What is needed:
Going through the data below, copy out each line where the word "Daily" shows up.

Records excerpted from a collection:
Segment Open

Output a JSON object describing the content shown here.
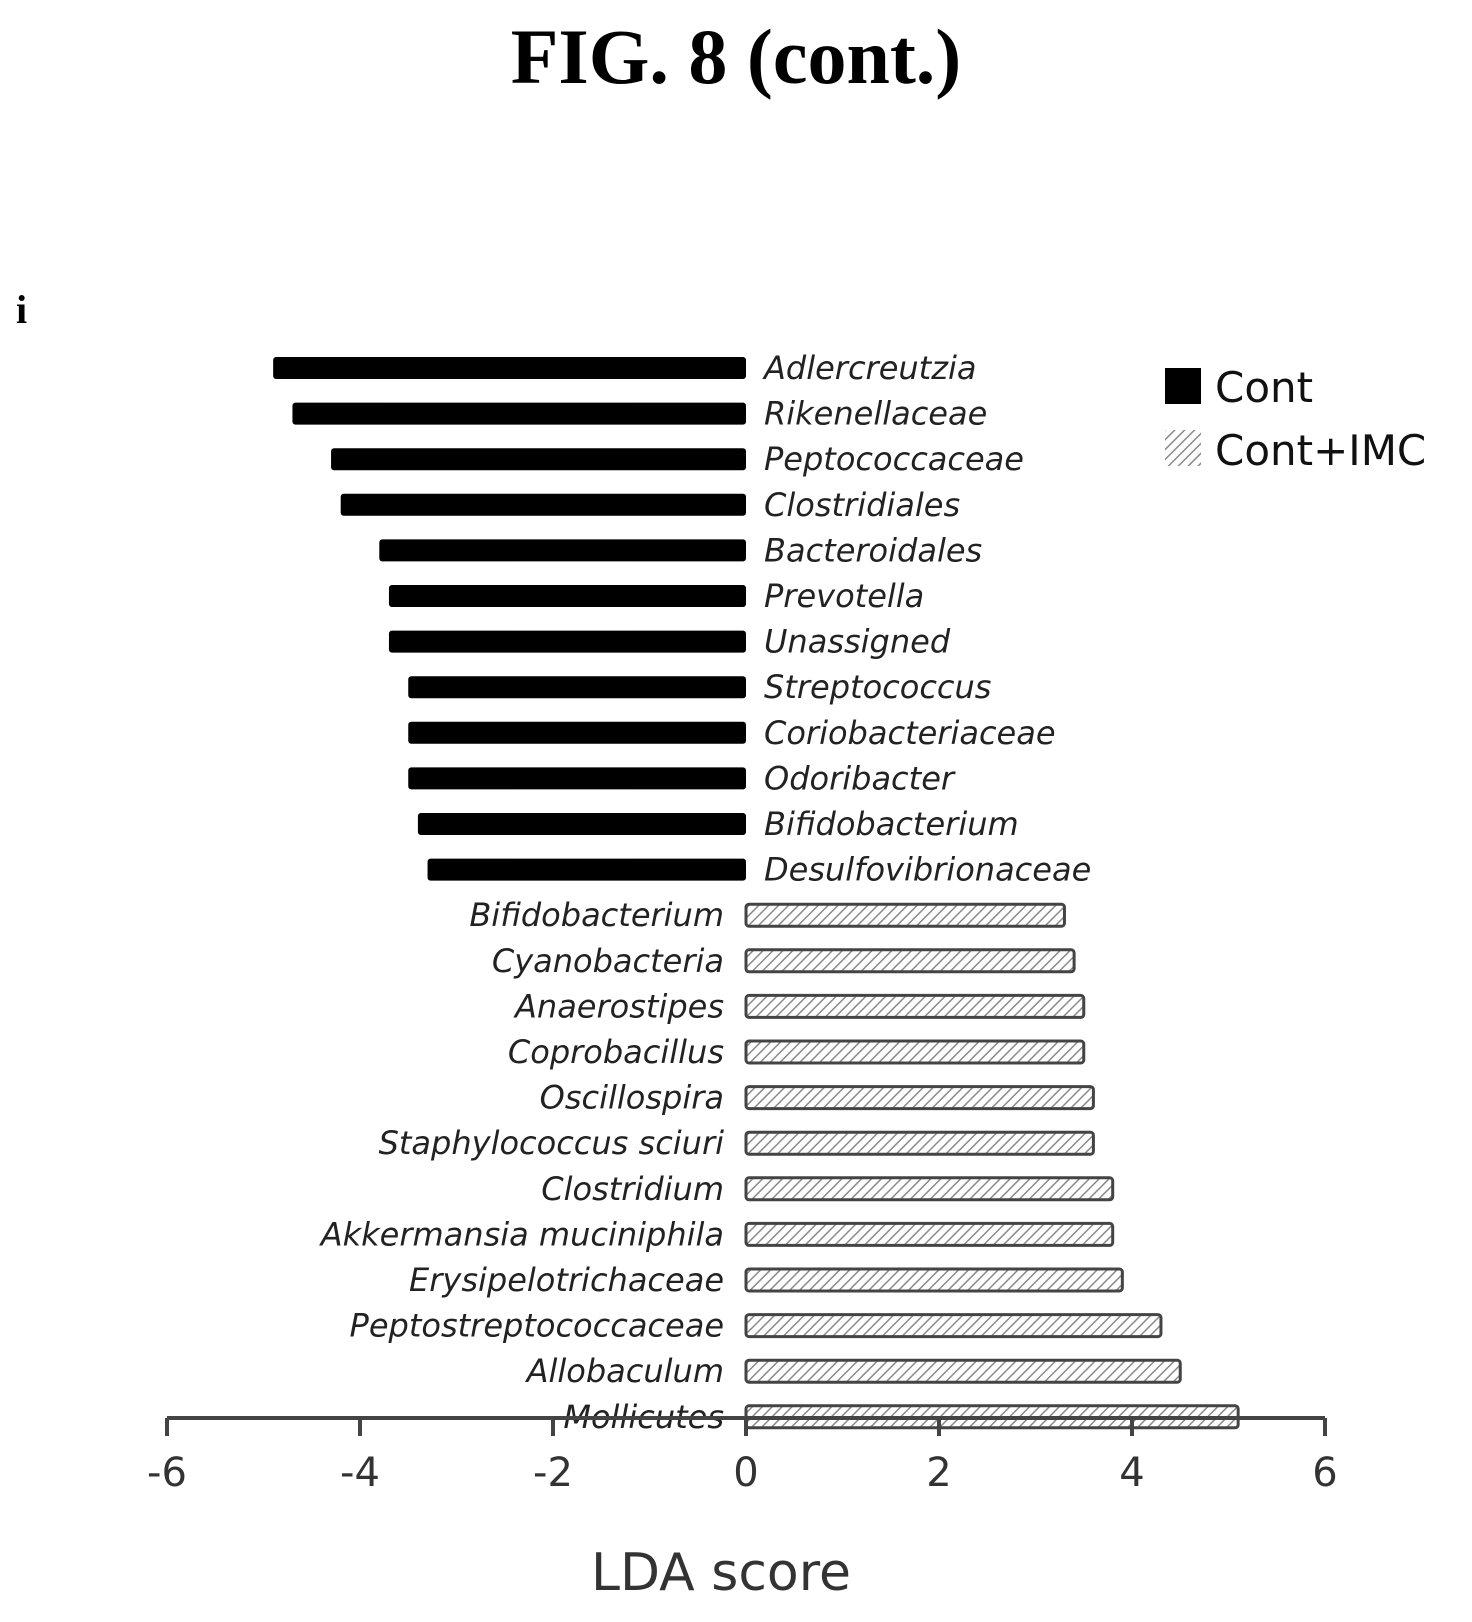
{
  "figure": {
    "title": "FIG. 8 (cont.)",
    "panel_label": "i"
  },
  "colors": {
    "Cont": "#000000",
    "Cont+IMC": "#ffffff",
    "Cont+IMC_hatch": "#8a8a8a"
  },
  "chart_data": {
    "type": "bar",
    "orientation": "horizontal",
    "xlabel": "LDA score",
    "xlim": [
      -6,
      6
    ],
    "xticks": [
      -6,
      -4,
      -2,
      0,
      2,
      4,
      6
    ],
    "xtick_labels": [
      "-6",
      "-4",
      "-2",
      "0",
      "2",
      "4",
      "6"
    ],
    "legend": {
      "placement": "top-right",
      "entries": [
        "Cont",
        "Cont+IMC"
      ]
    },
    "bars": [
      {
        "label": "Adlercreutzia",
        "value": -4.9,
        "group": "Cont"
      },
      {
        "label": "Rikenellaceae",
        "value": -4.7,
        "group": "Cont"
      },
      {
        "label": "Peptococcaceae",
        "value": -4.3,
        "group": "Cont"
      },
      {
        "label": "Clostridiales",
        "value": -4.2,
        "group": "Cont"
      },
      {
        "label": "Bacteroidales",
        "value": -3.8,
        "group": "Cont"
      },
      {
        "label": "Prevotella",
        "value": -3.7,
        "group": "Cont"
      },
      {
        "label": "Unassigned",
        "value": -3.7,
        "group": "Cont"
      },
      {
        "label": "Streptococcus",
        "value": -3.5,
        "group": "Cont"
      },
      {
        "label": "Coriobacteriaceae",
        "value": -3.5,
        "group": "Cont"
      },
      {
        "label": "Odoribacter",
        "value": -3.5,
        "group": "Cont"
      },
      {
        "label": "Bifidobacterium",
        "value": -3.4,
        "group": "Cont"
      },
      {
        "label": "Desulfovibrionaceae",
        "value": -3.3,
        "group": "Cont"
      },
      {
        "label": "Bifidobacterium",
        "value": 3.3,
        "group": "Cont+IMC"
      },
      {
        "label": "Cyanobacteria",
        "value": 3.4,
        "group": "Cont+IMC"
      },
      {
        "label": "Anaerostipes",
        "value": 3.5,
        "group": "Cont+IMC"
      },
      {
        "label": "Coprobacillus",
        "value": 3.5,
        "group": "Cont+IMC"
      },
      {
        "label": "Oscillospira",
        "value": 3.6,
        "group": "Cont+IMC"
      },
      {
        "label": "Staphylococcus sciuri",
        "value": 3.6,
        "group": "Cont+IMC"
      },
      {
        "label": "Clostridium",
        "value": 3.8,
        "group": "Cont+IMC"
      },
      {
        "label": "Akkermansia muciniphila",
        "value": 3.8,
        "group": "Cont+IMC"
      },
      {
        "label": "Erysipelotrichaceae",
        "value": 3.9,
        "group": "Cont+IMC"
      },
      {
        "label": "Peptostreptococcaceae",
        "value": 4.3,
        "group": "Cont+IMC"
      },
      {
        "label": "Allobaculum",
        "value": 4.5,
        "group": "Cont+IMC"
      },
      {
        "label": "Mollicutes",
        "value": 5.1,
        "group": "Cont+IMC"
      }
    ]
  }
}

Segment Closed
Segment Open

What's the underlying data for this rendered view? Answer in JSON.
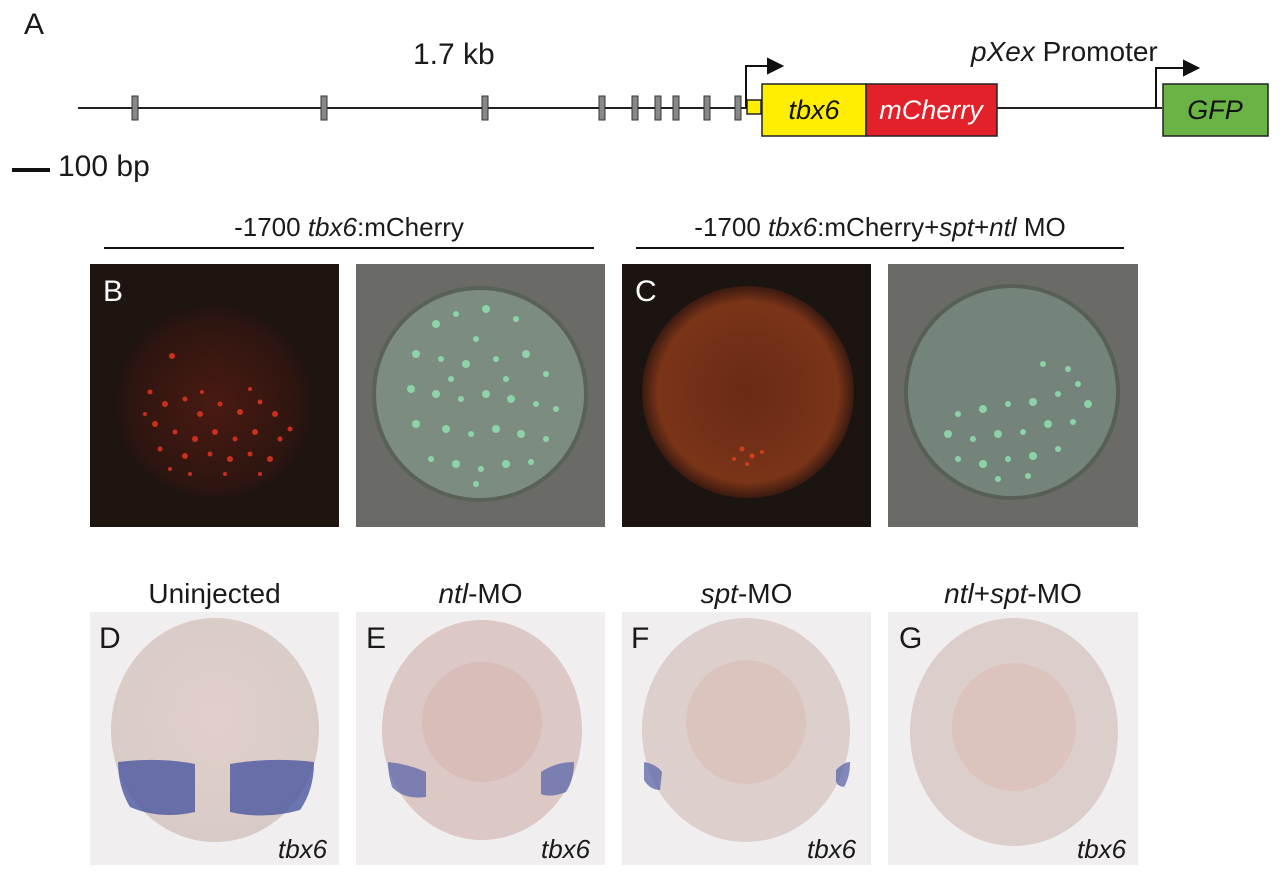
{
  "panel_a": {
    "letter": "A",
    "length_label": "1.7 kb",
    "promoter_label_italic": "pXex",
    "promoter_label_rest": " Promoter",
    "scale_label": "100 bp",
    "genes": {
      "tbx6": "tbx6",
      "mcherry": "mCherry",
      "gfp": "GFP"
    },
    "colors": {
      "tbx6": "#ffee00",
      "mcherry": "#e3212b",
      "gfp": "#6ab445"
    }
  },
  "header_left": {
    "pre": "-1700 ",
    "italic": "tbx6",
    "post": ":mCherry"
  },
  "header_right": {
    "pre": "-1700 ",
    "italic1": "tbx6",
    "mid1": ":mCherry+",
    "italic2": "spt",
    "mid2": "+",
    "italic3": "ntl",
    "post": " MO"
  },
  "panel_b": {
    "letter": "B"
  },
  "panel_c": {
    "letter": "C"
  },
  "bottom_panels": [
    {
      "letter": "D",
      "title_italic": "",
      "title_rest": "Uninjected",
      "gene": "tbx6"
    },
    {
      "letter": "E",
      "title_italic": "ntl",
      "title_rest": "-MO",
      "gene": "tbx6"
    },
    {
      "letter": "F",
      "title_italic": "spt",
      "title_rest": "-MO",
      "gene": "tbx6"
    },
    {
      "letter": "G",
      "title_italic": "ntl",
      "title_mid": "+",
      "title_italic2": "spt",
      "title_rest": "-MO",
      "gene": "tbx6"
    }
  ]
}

Segment Closed
Segment Open

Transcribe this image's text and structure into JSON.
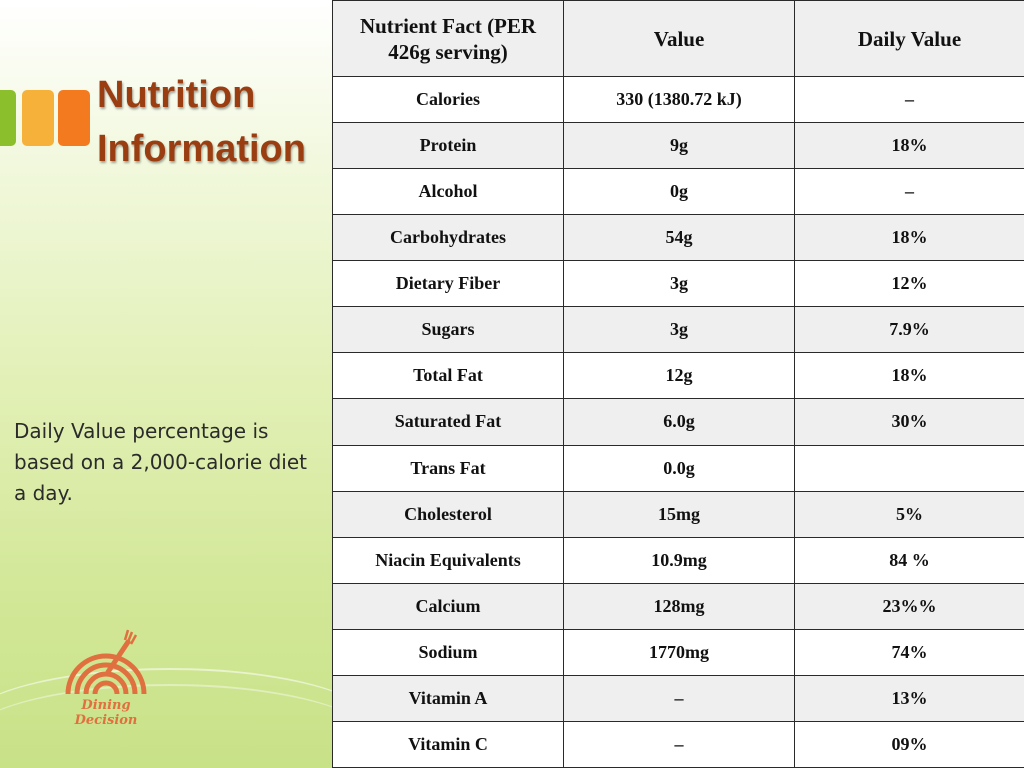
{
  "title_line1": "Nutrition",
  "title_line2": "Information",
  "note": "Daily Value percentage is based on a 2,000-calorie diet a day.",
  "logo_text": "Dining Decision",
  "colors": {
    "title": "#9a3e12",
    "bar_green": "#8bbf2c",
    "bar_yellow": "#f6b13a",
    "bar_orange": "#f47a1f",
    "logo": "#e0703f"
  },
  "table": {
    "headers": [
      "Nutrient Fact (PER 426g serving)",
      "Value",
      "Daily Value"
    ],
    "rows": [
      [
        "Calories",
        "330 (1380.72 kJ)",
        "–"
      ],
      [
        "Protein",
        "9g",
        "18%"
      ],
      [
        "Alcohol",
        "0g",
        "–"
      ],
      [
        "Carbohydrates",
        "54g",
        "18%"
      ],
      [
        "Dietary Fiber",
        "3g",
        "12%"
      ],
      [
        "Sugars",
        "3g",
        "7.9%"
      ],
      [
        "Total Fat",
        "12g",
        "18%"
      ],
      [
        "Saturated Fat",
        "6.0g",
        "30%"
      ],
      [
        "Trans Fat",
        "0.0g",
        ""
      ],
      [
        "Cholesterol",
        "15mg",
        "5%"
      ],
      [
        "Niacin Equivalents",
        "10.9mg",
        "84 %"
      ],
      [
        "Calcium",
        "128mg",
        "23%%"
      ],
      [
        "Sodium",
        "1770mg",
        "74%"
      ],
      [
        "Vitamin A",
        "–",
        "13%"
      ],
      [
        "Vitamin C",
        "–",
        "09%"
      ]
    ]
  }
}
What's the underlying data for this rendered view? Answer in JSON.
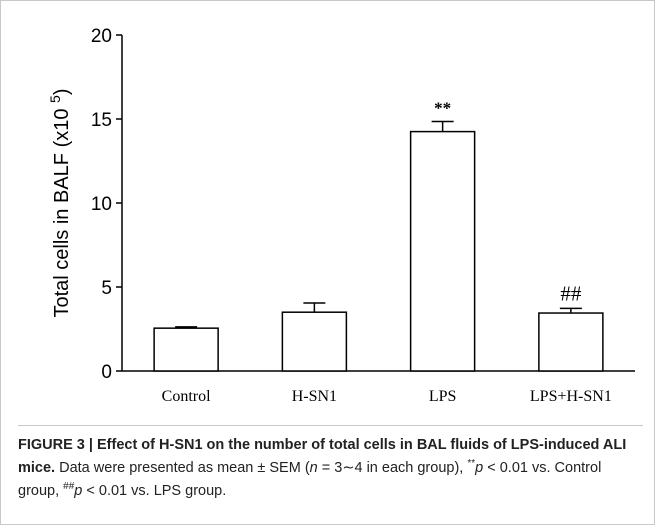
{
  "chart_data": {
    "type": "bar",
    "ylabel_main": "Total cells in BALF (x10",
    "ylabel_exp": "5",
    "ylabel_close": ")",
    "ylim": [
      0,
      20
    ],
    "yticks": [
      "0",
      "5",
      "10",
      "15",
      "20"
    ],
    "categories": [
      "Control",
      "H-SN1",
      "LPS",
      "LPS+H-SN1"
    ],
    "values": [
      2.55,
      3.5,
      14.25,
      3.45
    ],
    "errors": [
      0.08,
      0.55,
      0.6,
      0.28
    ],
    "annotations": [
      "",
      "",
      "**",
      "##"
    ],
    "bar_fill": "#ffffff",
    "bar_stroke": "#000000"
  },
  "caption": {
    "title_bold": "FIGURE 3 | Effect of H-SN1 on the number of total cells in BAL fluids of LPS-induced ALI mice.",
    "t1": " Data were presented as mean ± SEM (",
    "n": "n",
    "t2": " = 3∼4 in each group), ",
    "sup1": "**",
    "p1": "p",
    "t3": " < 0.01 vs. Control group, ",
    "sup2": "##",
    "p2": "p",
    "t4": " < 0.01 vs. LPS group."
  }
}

Segment Closed

Task response:
  "note": "Daily Value percentage is based on a 2,000-calorie diet a day.",
      "Daily Value"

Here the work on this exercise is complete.